## Exercise prompt:
Repeat every entry word for word, skipping the pictures.
# # # # #
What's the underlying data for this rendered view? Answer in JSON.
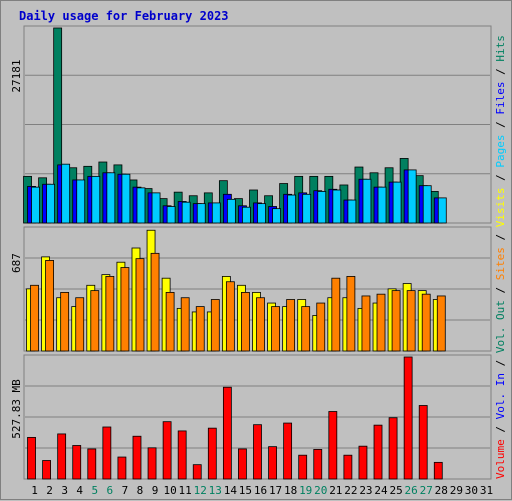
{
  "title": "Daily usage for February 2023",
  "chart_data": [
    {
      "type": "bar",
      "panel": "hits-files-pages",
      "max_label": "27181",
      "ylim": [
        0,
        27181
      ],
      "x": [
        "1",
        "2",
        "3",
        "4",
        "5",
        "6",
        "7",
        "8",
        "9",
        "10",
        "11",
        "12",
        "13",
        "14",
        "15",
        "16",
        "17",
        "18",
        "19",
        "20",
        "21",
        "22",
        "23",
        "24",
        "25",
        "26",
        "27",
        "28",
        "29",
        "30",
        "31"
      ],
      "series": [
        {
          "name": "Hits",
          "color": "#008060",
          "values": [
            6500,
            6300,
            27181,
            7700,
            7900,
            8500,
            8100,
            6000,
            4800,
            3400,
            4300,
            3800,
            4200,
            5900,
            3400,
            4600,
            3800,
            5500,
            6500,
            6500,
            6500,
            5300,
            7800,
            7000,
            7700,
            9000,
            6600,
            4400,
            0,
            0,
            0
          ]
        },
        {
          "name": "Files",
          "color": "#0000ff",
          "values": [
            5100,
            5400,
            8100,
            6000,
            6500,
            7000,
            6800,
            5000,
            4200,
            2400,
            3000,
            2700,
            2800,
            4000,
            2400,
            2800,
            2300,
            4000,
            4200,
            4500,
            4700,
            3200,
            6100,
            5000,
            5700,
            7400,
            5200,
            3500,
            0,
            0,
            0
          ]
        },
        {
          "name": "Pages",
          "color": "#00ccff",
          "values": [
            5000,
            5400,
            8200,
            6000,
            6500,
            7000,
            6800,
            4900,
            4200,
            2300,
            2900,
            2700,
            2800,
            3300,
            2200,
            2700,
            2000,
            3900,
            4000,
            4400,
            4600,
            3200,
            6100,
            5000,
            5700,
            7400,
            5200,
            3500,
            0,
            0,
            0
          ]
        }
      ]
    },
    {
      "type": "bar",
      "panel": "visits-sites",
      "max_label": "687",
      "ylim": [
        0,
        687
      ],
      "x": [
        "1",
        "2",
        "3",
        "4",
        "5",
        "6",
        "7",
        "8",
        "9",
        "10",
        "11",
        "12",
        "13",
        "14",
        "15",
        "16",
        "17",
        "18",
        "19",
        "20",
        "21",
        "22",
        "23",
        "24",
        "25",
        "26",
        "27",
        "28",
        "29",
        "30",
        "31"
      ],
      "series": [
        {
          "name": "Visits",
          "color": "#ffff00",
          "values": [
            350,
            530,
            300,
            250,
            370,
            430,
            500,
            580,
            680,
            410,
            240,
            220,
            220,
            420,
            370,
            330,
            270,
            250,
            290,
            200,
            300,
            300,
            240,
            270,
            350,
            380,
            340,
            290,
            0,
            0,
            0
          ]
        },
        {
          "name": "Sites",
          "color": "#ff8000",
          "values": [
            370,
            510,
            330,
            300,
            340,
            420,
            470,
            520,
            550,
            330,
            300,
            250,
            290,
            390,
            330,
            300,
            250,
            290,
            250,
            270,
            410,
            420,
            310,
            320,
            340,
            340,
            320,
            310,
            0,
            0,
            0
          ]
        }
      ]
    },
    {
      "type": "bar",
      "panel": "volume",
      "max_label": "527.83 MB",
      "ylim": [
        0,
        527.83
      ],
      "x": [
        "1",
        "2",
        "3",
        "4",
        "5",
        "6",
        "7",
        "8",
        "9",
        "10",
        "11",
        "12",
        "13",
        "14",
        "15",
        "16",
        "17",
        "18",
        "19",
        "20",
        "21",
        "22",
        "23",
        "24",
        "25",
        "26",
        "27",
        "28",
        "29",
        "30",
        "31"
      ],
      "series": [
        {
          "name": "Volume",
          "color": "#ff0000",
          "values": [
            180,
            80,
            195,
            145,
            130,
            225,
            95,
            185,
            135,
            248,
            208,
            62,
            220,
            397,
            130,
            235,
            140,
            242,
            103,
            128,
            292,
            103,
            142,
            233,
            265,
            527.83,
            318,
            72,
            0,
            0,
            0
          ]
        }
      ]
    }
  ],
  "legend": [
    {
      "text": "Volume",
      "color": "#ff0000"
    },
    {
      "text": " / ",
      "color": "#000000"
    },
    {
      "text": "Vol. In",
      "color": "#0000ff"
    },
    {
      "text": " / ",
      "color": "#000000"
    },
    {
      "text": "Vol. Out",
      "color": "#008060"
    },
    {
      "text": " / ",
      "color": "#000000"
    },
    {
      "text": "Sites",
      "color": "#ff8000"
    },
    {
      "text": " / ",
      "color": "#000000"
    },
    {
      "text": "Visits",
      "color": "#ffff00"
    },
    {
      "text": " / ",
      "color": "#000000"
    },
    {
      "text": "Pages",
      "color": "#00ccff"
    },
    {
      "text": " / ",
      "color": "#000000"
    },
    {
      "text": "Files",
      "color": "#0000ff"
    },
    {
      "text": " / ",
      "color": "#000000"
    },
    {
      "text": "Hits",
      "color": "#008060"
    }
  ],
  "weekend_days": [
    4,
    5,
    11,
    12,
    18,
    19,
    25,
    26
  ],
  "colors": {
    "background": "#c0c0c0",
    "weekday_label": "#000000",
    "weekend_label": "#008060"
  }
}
# # # # #
## Final result:
What's the underlying data for this rendered view? Answer in JSON.
{
  "title": "Daily usage for February 2023",
  "chart_data": [
    {
      "type": "bar",
      "panel": "hits-files-pages",
      "max_label": "27181",
      "ylim": [
        0,
        27181
      ],
      "x": [
        "1",
        "2",
        "3",
        "4",
        "5",
        "6",
        "7",
        "8",
        "9",
        "10",
        "11",
        "12",
        "13",
        "14",
        "15",
        "16",
        "17",
        "18",
        "19",
        "20",
        "21",
        "22",
        "23",
        "24",
        "25",
        "26",
        "27",
        "28",
        "29",
        "30",
        "31"
      ],
      "series": [
        {
          "name": "Hits",
          "color": "#008060",
          "values": [
            6500,
            6300,
            27181,
            7700,
            7900,
            8500,
            8100,
            6000,
            4800,
            3400,
            4300,
            3800,
            4200,
            5900,
            3400,
            4600,
            3800,
            5500,
            6500,
            6500,
            6500,
            5300,
            7800,
            7000,
            7700,
            9000,
            6600,
            4400,
            0,
            0,
            0
          ]
        },
        {
          "name": "Files",
          "color": "#0000ff",
          "values": [
            5100,
            5400,
            8100,
            6000,
            6500,
            7000,
            6800,
            5000,
            4200,
            2400,
            3000,
            2700,
            2800,
            4000,
            2400,
            2800,
            2300,
            4000,
            4200,
            4500,
            4700,
            3200,
            6100,
            5000,
            5700,
            7400,
            5200,
            3500,
            0,
            0,
            0
          ]
        },
        {
          "name": "Pages",
          "color": "#00ccff",
          "values": [
            5000,
            5400,
            8200,
            6000,
            6500,
            7000,
            6800,
            4900,
            4200,
            2300,
            2900,
            2700,
            2800,
            3300,
            2200,
            2700,
            2000,
            3900,
            4000,
            4400,
            4600,
            3200,
            6100,
            5000,
            5700,
            7400,
            5200,
            3500,
            0,
            0,
            0
          ]
        }
      ]
    },
    {
      "type": "bar",
      "panel": "visits-sites",
      "max_label": "687",
      "ylim": [
        0,
        687
      ],
      "x": [
        "1",
        "2",
        "3",
        "4",
        "5",
        "6",
        "7",
        "8",
        "9",
        "10",
        "11",
        "12",
        "13",
        "14",
        "15",
        "16",
        "17",
        "18",
        "19",
        "20",
        "21",
        "22",
        "23",
        "24",
        "25",
        "26",
        "27",
        "28",
        "29",
        "30",
        "31"
      ],
      "series": [
        {
          "name": "Visits",
          "color": "#ffff00",
          "values": [
            350,
            530,
            300,
            250,
            370,
            430,
            500,
            580,
            680,
            410,
            240,
            220,
            220,
            420,
            370,
            330,
            270,
            250,
            290,
            200,
            300,
            300,
            240,
            270,
            350,
            380,
            340,
            290,
            0,
            0,
            0
          ]
        },
        {
          "name": "Sites",
          "color": "#ff8000",
          "values": [
            370,
            510,
            330,
            300,
            340,
            420,
            470,
            520,
            550,
            330,
            300,
            250,
            290,
            390,
            330,
            300,
            250,
            290,
            250,
            270,
            410,
            420,
            310,
            320,
            340,
            340,
            320,
            310,
            0,
            0,
            0
          ]
        }
      ]
    },
    {
      "type": "bar",
      "panel": "volume",
      "max_label": "527.83 MB",
      "ylim": [
        0,
        527.83
      ],
      "x": [
        "1",
        "2",
        "3",
        "4",
        "5",
        "6",
        "7",
        "8",
        "9",
        "10",
        "11",
        "12",
        "13",
        "14",
        "15",
        "16",
        "17",
        "18",
        "19",
        "20",
        "21",
        "22",
        "23",
        "24",
        "25",
        "26",
        "27",
        "28",
        "29",
        "30",
        "31"
      ],
      "series": [
        {
          "name": "Volume",
          "color": "#ff0000",
          "values": [
            180,
            80,
            195,
            145,
            130,
            225,
            95,
            185,
            135,
            248,
            208,
            62,
            220,
            397,
            130,
            235,
            140,
            242,
            103,
            128,
            292,
            103,
            142,
            233,
            265,
            527.83,
            318,
            72,
            0,
            0,
            0
          ]
        }
      ]
    }
  ],
  "legend": [
    {
      "text": "Volume",
      "color": "#ff0000"
    },
    {
      "text": " / ",
      "color": "#000000"
    },
    {
      "text": "Vol. In",
      "color": "#0000ff"
    },
    {
      "text": " / ",
      "color": "#000000"
    },
    {
      "text": "Vol. Out",
      "color": "#008060"
    },
    {
      "text": " / ",
      "color": "#000000"
    },
    {
      "text": "Sites",
      "color": "#ff8000"
    },
    {
      "text": " / ",
      "color": "#000000"
    },
    {
      "text": "Visits",
      "color": "#ffff00"
    },
    {
      "text": " / ",
      "color": "#000000"
    },
    {
      "text": "Pages",
      "color": "#00ccff"
    },
    {
      "text": " / ",
      "color": "#000000"
    },
    {
      "text": "Files",
      "color": "#0000ff"
    },
    {
      "text": " / ",
      "color": "#000000"
    },
    {
      "text": "Hits",
      "color": "#008060"
    }
  ],
  "weekend_days": [
    4,
    5,
    11,
    12,
    18,
    19,
    25,
    26
  ],
  "colors": {
    "background": "#c0c0c0",
    "weekday_label": "#000000",
    "weekend_label": "#008060"
  }
}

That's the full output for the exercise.